▶ GIVEN RECORDS
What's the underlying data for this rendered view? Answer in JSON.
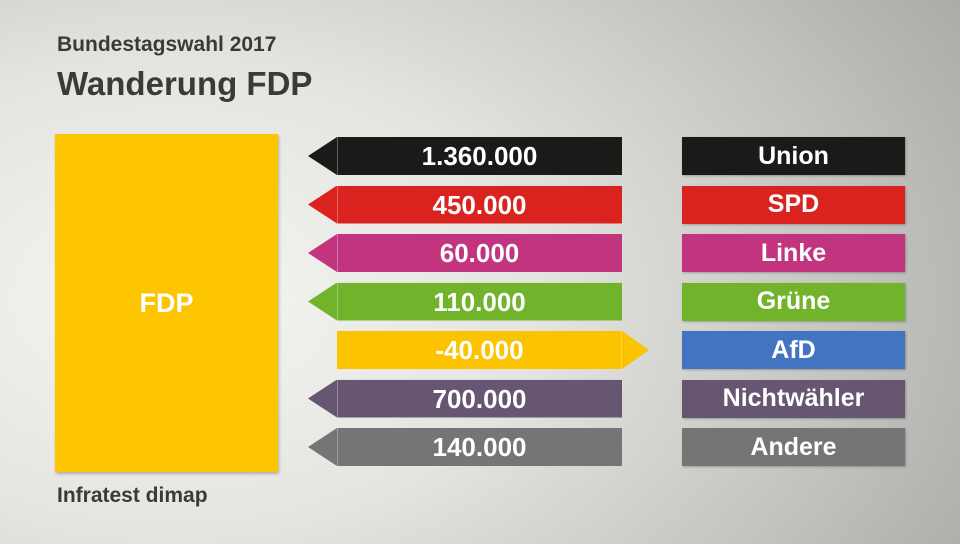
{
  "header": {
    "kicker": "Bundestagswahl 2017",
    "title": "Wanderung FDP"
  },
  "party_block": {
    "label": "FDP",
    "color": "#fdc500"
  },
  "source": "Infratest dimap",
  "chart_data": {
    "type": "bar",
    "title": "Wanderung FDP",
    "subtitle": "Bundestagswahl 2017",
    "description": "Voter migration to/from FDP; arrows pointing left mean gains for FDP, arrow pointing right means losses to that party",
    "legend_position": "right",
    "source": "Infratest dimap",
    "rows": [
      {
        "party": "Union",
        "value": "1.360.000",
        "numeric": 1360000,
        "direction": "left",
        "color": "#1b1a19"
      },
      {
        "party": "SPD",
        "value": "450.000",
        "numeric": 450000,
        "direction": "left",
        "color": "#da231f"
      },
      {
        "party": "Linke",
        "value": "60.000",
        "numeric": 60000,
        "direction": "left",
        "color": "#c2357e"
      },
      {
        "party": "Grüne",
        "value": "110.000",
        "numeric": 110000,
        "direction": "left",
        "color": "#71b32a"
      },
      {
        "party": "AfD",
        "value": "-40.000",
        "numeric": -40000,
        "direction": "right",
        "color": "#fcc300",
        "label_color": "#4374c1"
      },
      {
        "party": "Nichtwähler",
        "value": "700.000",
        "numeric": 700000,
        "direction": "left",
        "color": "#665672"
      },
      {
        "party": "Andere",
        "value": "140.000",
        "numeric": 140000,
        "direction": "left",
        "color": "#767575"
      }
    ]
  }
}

▶ AIM
Which lines hold the string "numeric"? Copy all of them from the data above.

▶ EXERCISE RESULT
        "numeric": 1360000,
        "numeric": 450000,
        "numeric": 60000,
        "numeric": 110000,
        "numeric": -40000,
        "numeric": 700000,
        "numeric": 140000,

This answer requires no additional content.